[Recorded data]

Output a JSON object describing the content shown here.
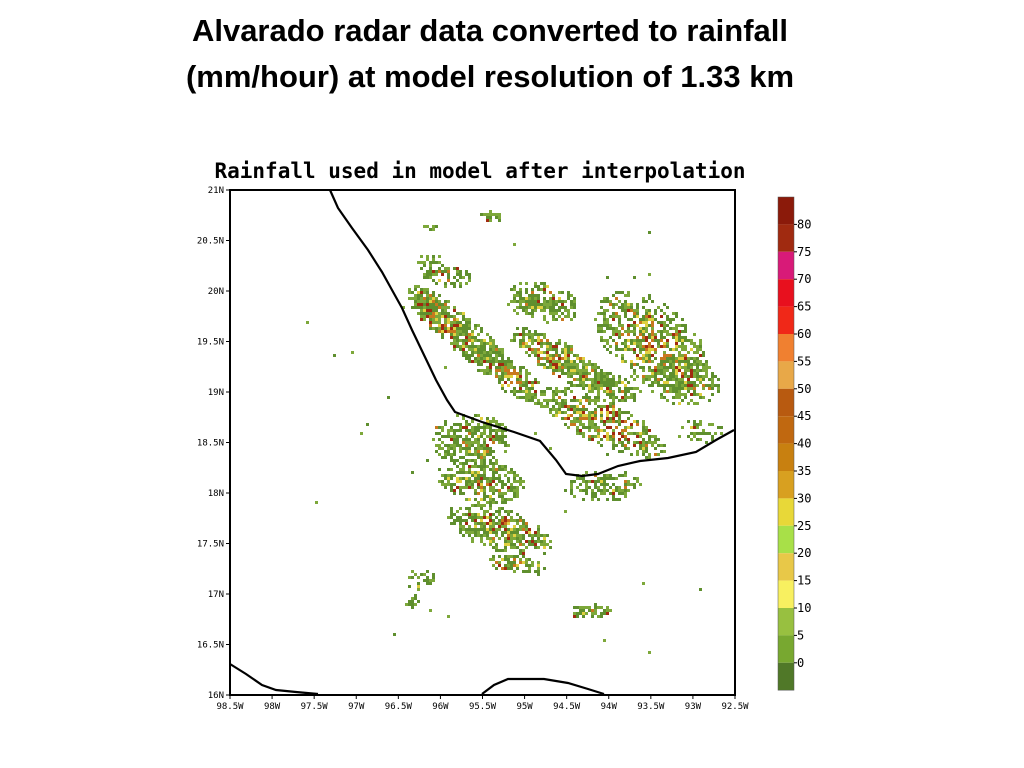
{
  "slide": {
    "title_line1": "Alvarado radar data converted to rainfall",
    "title_line2": "(mm/hour) at model resolution of 1.33 km"
  },
  "map": {
    "title": "Rainfall used in model after interpolation",
    "lat_range": [
      16,
      21
    ],
    "lon_range": [
      -98.5,
      -92.5
    ],
    "lat_ticks": [
      "21N",
      "20.5N",
      "20N",
      "19.5N",
      "19N",
      "18.5N",
      "18N",
      "17.5N",
      "17N",
      "16.5N",
      "16N"
    ],
    "lon_ticks": [
      "98.5W",
      "98W",
      "97.5W",
      "97W",
      "96.5W",
      "96W",
      "95.5W",
      "95W",
      "94.5W",
      "94W",
      "93.5W",
      "93W",
      "92.5W"
    ],
    "colors": {
      "coastline": "#000000",
      "rain_light": "#5f8f2e",
      "rain_mid": "#7da83a",
      "rain_yellow": "#e0d040",
      "rain_orange": "#c8781e",
      "rain_red": "#a02a10"
    }
  },
  "legend": {
    "unit": "mm/hour",
    "labels": [
      "80",
      "75",
      "70",
      "65",
      "60",
      "55",
      "50",
      "45",
      "40",
      "35",
      "30",
      "25",
      "20",
      "15",
      "10",
      "5",
      "0"
    ],
    "colors": [
      "#8b1a0a",
      "#a02a10",
      "#d81a78",
      "#e8101e",
      "#f02818",
      "#f08030",
      "#e8a848",
      "#b85a10",
      "#c06810",
      "#c88010",
      "#d8a020",
      "#e8d838",
      "#a8e048",
      "#e8c848",
      "#f8f060",
      "#98c040",
      "#78a830",
      "#507828"
    ]
  }
}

= WRITTEN INSTRUCTION =
Copy the records exactly. Skip the pictures.

= EXERCISE ANSWER =
Output a JSON object describing the content shown here.
{
  "slide": {
    "title_line1": "Alvarado radar data converted to rainfall",
    "title_line2": "(mm/hour) at model resolution of 1.33 km"
  },
  "map": {
    "title": "Rainfall used in model after interpolation",
    "lat_range": [
      16,
      21
    ],
    "lon_range": [
      -98.5,
      -92.5
    ],
    "lat_ticks": [
      "21N",
      "20.5N",
      "20N",
      "19.5N",
      "19N",
      "18.5N",
      "18N",
      "17.5N",
      "17N",
      "16.5N",
      "16N"
    ],
    "lon_ticks": [
      "98.5W",
      "98W",
      "97.5W",
      "97W",
      "96.5W",
      "96W",
      "95.5W",
      "95W",
      "94.5W",
      "94W",
      "93.5W",
      "93W",
      "92.5W"
    ],
    "colors": {
      "coastline": "#000000",
      "rain_light": "#5f8f2e",
      "rain_mid": "#7da83a",
      "rain_yellow": "#e0d040",
      "rain_orange": "#c8781e",
      "rain_red": "#a02a10"
    }
  },
  "legend": {
    "unit": "mm/hour",
    "labels": [
      "80",
      "75",
      "70",
      "65",
      "60",
      "55",
      "50",
      "45",
      "40",
      "35",
      "30",
      "25",
      "20",
      "15",
      "10",
      "5",
      "0"
    ],
    "colors": [
      "#8b1a0a",
      "#a02a10",
      "#d81a78",
      "#e8101e",
      "#f02818",
      "#f08030",
      "#e8a848",
      "#b85a10",
      "#c06810",
      "#c88010",
      "#d8a020",
      "#e8d838",
      "#a8e048",
      "#e8c848",
      "#f8f060",
      "#98c040",
      "#78a830",
      "#507828"
    ]
  }
}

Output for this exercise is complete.